━━━━━ Dataset records

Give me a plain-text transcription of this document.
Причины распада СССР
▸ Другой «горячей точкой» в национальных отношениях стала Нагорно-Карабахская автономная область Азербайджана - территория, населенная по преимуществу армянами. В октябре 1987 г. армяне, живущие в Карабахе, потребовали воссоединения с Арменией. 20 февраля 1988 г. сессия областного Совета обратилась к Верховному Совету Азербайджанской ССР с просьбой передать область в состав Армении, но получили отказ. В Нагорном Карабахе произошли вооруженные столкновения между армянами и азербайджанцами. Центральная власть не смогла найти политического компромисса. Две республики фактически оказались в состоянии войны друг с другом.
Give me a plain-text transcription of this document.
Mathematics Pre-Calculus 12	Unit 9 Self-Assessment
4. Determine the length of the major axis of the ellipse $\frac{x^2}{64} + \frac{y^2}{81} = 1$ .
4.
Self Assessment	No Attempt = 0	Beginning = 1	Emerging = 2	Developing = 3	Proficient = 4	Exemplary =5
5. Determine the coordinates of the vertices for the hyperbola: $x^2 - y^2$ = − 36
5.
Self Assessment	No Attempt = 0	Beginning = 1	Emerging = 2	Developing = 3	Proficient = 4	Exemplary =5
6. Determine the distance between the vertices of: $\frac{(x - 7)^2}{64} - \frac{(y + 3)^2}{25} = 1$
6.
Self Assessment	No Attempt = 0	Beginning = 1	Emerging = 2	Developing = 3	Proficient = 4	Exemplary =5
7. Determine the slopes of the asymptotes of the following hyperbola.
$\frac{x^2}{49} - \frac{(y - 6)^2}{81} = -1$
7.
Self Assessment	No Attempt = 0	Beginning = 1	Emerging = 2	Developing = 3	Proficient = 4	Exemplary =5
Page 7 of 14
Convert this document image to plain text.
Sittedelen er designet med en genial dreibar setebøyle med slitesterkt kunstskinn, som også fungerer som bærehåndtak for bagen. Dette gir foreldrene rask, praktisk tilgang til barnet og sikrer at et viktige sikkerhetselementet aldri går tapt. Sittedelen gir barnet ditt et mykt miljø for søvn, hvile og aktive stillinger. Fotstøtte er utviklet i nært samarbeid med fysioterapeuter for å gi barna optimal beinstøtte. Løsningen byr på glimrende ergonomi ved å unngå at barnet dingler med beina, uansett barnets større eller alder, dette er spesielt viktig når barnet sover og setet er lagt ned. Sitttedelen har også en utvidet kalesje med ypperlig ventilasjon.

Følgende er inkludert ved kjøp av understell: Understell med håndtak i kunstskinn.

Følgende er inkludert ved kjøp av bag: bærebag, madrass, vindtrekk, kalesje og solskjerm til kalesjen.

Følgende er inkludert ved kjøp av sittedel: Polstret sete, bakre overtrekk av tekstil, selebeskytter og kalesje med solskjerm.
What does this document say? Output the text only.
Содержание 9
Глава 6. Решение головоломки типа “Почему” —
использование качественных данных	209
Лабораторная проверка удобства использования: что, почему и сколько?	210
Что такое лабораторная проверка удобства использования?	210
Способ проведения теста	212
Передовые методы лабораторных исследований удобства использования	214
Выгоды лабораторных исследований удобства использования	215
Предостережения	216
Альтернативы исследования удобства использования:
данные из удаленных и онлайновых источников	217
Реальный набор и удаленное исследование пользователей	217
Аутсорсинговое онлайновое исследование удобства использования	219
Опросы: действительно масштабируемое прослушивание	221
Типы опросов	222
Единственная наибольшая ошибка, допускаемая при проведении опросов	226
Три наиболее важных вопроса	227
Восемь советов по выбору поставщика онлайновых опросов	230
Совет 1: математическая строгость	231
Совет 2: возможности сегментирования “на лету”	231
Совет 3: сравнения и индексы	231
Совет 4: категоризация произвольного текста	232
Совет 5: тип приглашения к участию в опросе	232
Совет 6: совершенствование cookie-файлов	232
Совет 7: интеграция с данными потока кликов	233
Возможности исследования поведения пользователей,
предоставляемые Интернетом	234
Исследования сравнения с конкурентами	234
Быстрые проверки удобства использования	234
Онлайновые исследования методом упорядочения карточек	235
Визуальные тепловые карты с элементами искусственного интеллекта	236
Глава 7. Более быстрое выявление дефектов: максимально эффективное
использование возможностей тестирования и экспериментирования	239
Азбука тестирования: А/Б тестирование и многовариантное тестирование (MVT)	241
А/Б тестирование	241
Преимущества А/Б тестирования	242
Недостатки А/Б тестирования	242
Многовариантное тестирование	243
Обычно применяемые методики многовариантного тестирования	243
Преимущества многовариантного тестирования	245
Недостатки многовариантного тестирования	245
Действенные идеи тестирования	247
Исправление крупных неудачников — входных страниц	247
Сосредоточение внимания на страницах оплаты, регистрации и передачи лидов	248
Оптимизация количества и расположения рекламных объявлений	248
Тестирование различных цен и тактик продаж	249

━━━━━━━━━━

Write out every entry again, keeping each line exactly the same.

Solved exercise →
Give me a plain-text transcription of this document.
Причины распада СССР
▸ Другой «горячей точкой» в национальных отношениях стала Нагорно-Карабахская автономная область Азербайджана - территория, населенная по преимуществу армянами. В октябре 1987 г. армяне, живущие в Карабахе, потребовали воссоединения с Арменией. 20 февраля 1988 г. сессия областного Совета обратилась к Верховному Совету Азербайджанской ССР с просьбой передать область в состав Армении, но получили отказ. В Нагорном Карабахе произошли вооруженные столкновения между армянами и азербайджанцами. Центральная власть не смогла найти политического компромисса. Две республики фактически оказались в состоянии войны друг с другом.
Give me a plain-text transcription of this document.
Mathematics Pre-Calculus 12	Unit 9 Self-Assessment
4. Determine the length of the major axis of the ellipse $\frac{x^2}{64} + \frac{y^2}{81} = 1$ .
4.
Self Assessment	No Attempt = 0	Beginning = 1	Emerging = 2	Developing = 3	Proficient = 4	Exemplary =5
5. Determine the coordinates of the vertices for the hyperbola: $x^2 - y^2$ = − 36
5.
Self Assessment	No Attempt = 0	Beginning = 1	Emerging = 2	Developing = 3	Proficient = 4	Exemplary =5
6. Determine the distance between the vertices of: $\frac{(x - 7)^2}{64} - \frac{(y + 3)^2}{25} = 1$
6.
Self Assessment	No Attempt = 0	Beginning = 1	Emerging = 2	Developing = 3	Proficient = 4	Exemplary =5
7. Determine the slopes of the asymptotes of the following hyperbola.
$\frac{x^2}{49} - \frac{(y - 6)^2}{81} = -1$
7.
Self Assessment	No Attempt = 0	Beginning = 1	Emerging = 2	Developing = 3	Proficient = 4	Exemplary =5
Page 7 of 14
Convert this document image to plain text.
Sittedelen er designet med en genial dreibar setebøyle med slitesterkt kunstskinn, som også fungerer som bærehåndtak for bagen. Dette gir foreldrene rask, praktisk tilgang til barnet og sikrer at et viktige sikkerhetselementet aldri går tapt. Sittedelen gir barnet ditt et mykt miljø for søvn, hvile og aktive stillinger. Fotstøtte er utviklet i nært samarbeid med fysioterapeuter for å gi barna optimal beinstøtte. Løsningen byr på glimrende ergonomi ved å unngå at barnet dingler med beina, uansett barnets større eller alder, dette er spesielt viktig når barnet sover og setet er lagt ned. Sitttedelen har også en utvidet kalesje med ypperlig ventilasjon.

Følgende er inkludert ved kjøp av understell: Understell med håndtak i kunstskinn.

Følgende er inkludert ved kjøp av bag: bærebag, madrass, vindtrekk, kalesje og solskjerm til kalesjen.

Følgende er inkludert ved kjøp av sittedel: Polstret sete, bakre overtrekk av tekstil, selebeskytter og kalesje med solskjerm.
What does this document say? Output the text only.
Содержание 9
Глава 6. Решение головоломки типа “Почему” —
использование качественных данных	209
Лабораторная проверка удобства использования: что, почему и сколько?	210
Что такое лабораторная проверка удобства использования?	210
Способ проведения теста	212
Передовые методы лабораторных исследований удобства использования	214
Выгоды лабораторных исследований удобства использования	215
Предостережения	216
Альтернативы исследования удобства использования:
данные из удаленных и онлайновых источников	217
Реальный набор и удаленное исследование пользователей	217
Аутсорсинговое онлайновое исследование удобства использования	219
Опросы: действительно масштабируемое прослушивание	221
Типы опросов	222
Единственная наибольшая ошибка, допускаемая при проведении опросов	226
Три наиболее важных вопроса	227
Восемь советов по выбору поставщика онлайновых опросов	230
Совет 1: математическая строгость	231
Совет 2: возможности сегментирования “на лету”	231
Совет 3: сравнения и индексы	231
Совет 4: категоризация произвольного текста	232
Совет 5: тип приглашения к участию в опросе	232
Совет 6: совершенствование cookie-файлов	232
Совет 7: интеграция с данными потока кликов	233
Возможности исследования поведения пользователей,
предоставляемые Интернетом	234
Исследования сравнения с конкурентами	234
Быстрые проверки удобства использования	234
Онлайновые исследования методом упорядочения карточек	235
Визуальные тепловые карты с элементами искусственного интеллекта	236
Глава 7. Более быстрое выявление дефектов: максимально эффективное
использование возможностей тестирования и экспериментирования	239
Азбука тестирования: А/Б тестирование и многовариантное тестирование (MVT)	241
А/Б тестирование	241
Преимущества А/Б тестирования	242
Недостатки А/Б тестирования	242
Многовариантное тестирование	243
Обычно применяемые методики многовариантного тестирования	243
Преимущества многовариантного тестирования	245
Недостатки многовариантного тестирования	245
Действенные идеи тестирования	247
Исправление крупных неудачников — входных страниц	247
Сосредоточение внимания на страницах оплаты, регистрации и передачи лидов	248
Оптимизация количества и расположения рекламных объявлений	248
Тестирование различных цен и тактик продаж	249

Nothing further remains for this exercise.